Your instructions:
Go through the data and copy every line exactly, but not the images.

Materials provided:

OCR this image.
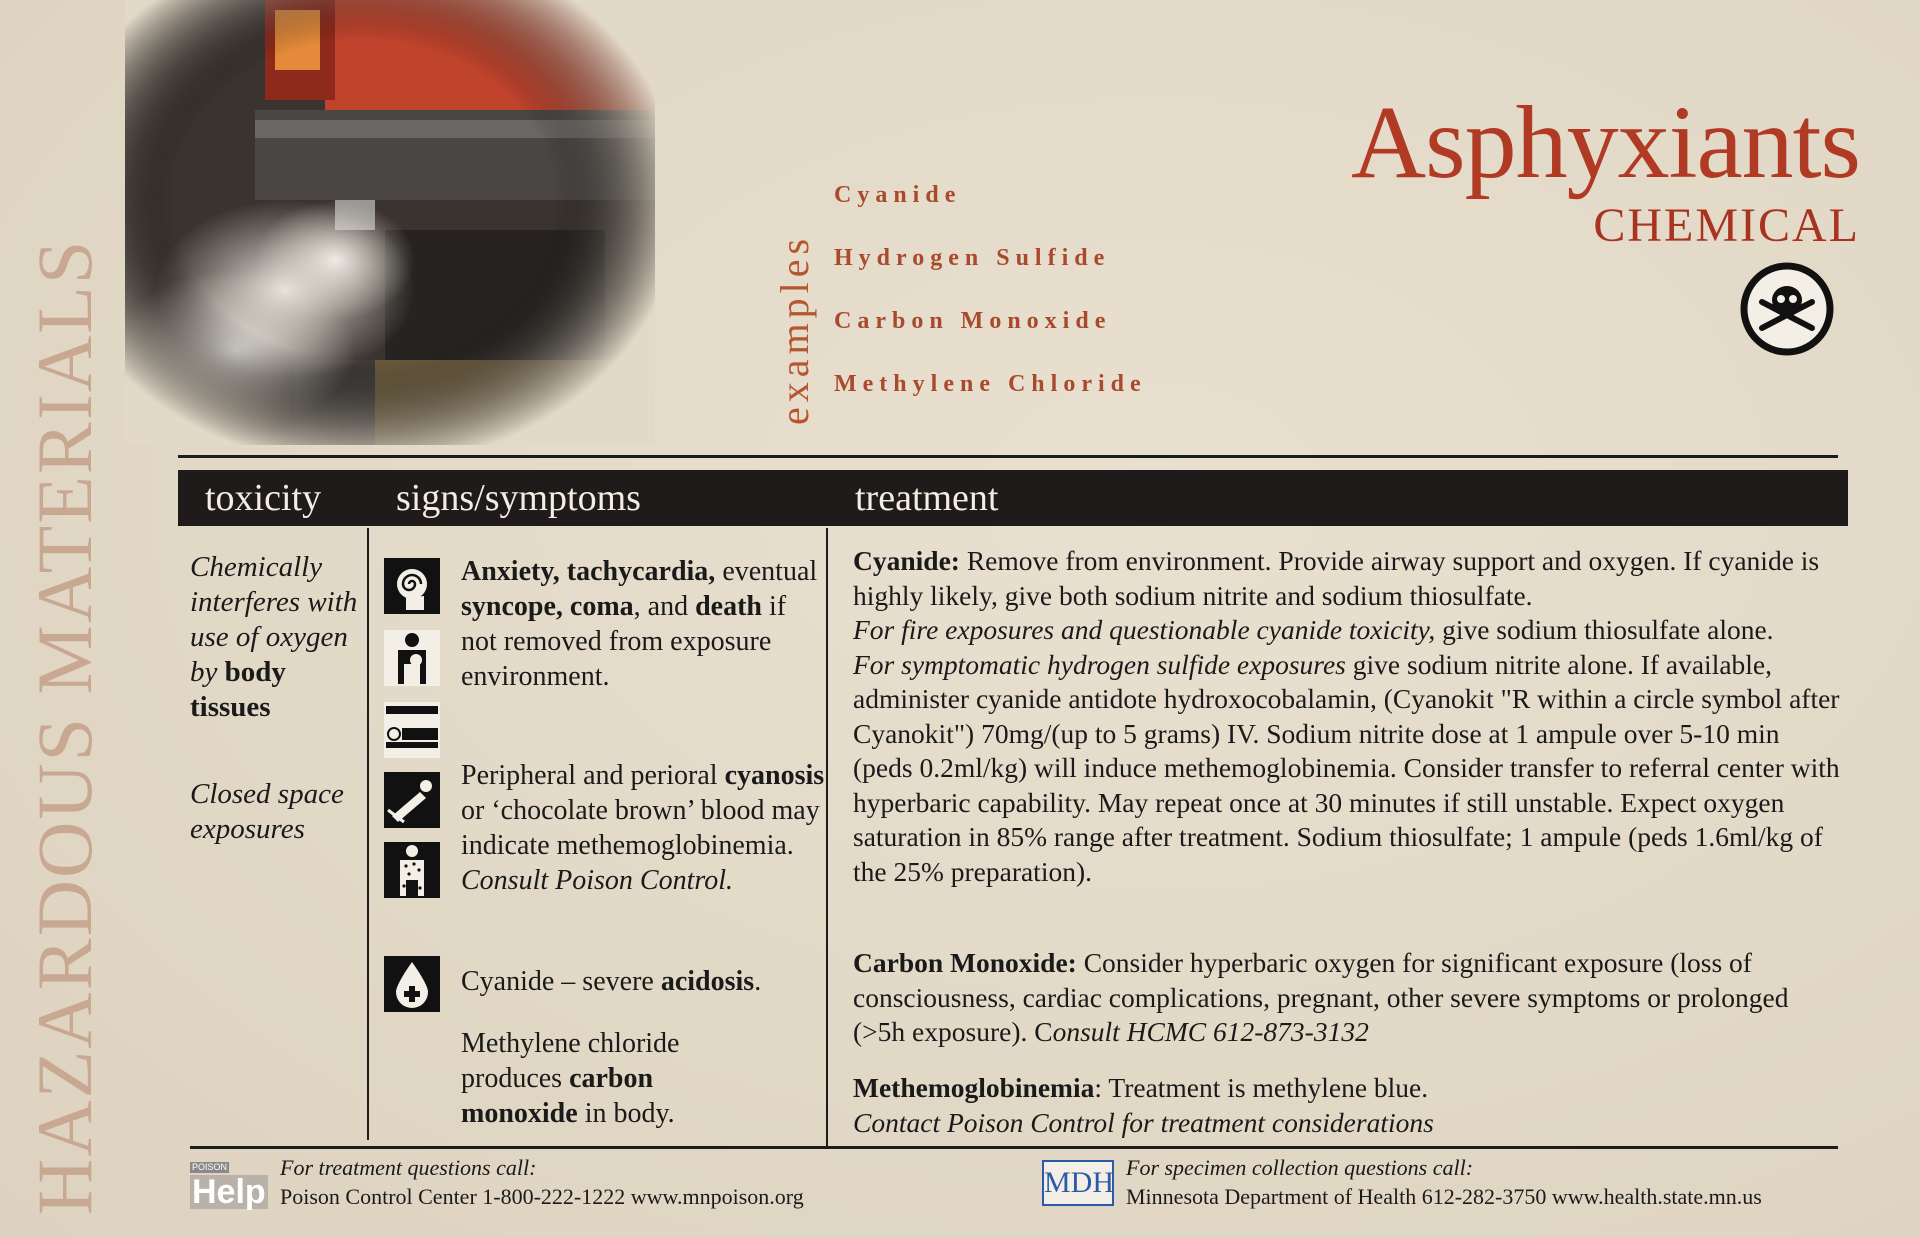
HAZARDOUS MATERIALS	examples
Cyanide
Hydrogen Sulfide
Carbon Monoxide
Methylene Chloride
Asphyxiants
CHEMICAL
toxicity signs/symptoms	treatment
Chemically interferes with use of oxygen by body tissues
Closed space exposures
Anxiety, tachycardia, eventual syncope, coma, and death if not removed from exposure environment.
Peripheral and perioral cyanosis or ‘chocolate brown’ blood may indicate methemoglobinemia.
Consult Poison Control.
Cyanide – severe acidosis.
Methylene chloride produces carbon monoxide in body.
Cyanide: Remove from environment. Provide airway support and oxygen. If cyanide is highly likely, give both sodium nitrite and sodium thiosulfate.
For fire exposures and questionable cyanide toxicity, give sodium thiosulfate alone.
For symptomatic hydrogen sulfide exposures give sodium nitrite alone. If available, administer cyanide antidote hydroxocobalamin, (Cyanokit "R within a circle symbol after Cyanokit") 70mg/(up to 5 grams) IV. Sodium nitrite dose at 1 ampule over 5-10 min (peds 0.2ml/kg) will induce methemoglobinemia. Consider transfer to referral center with hyperbaric capability. May repeat once at 30 minutes if still unstable. Expect oxygen saturation in 85% range after treatment. Sodium thiosulfate; 1 ampule (peds 1.6ml/kg of the 25% preparation).
Carbon Monoxide: Consider hyperbaric oxygen for significant exposure (loss of consciousness, cardiac complications, pregnant, other severe symptoms or prolonged (>5h exposure). Consult HCMC 612-873-3132
Methemoglobinemia: Treatment is methylene blue.
Contact Poison Control for treatment considerations
POISON Help
For treatment questions call:
Poison Control Center 1-800-222-1222 www.mnpoison.org	MDH For specimen collection questions call:
Minnesota Department of Health 612-282-3750 www.health.state.mn.us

Output of the task:
OCR this image.
HAZARDOUS MATERIALS	examples
Cyanide
Hydrogen Sulfide
Carbon Monoxide
Methylene Chloride
Asphyxiants
CHEMICAL
toxicity signs/symptoms	treatment
Chemically interferes with use of oxygen by body tissues
Closed space exposures
Anxiety, tachycardia, eventual syncope, coma, and death if not removed from exposure environment.
Peripheral and perioral cyanosis or ‘chocolate brown’ blood may indicate methemoglobinemia.
Consult Poison Control.
Cyanide – severe acidosis.
Methylene chloride produces carbon monoxide in body.
Cyanide: Remove from environment. Provide airway support and oxygen. If cyanide is highly likely, give both sodium nitrite and sodium thiosulfate.
For fire exposures and questionable cyanide toxicity, give sodium thiosulfate alone.
For symptomatic hydrogen sulfide exposures give sodium nitrite alone. If available, administer cyanide antidote hydroxocobalamin, (Cyanokit "R within a circle symbol after Cyanokit") 70mg/(up to 5 grams) IV. Sodium nitrite dose at 1 ampule over 5-10 min (peds 0.2ml/kg) will induce methemoglobinemia. Consider transfer to referral center with hyperbaric capability. May repeat once at 30 minutes if still unstable. Expect oxygen saturation in 85% range after treatment. Sodium thiosulfate; 1 ampule (peds 1.6ml/kg of the 25% preparation).
Carbon Monoxide: Consider hyperbaric oxygen for significant exposure (loss of consciousness, cardiac complications, pregnant, other severe symptoms or prolonged (>5h exposure). Consult HCMC 612-873-3132
Methemoglobinemia: Treatment is methylene blue.
Contact Poison Control for treatment considerations
POISON Help
For treatment questions call:
Poison Control Center 1-800-222-1222 www.mnpoison.org	MDH For specimen collection questions call:
Minnesota Department of Health 612-282-3750 www.health.state.mn.us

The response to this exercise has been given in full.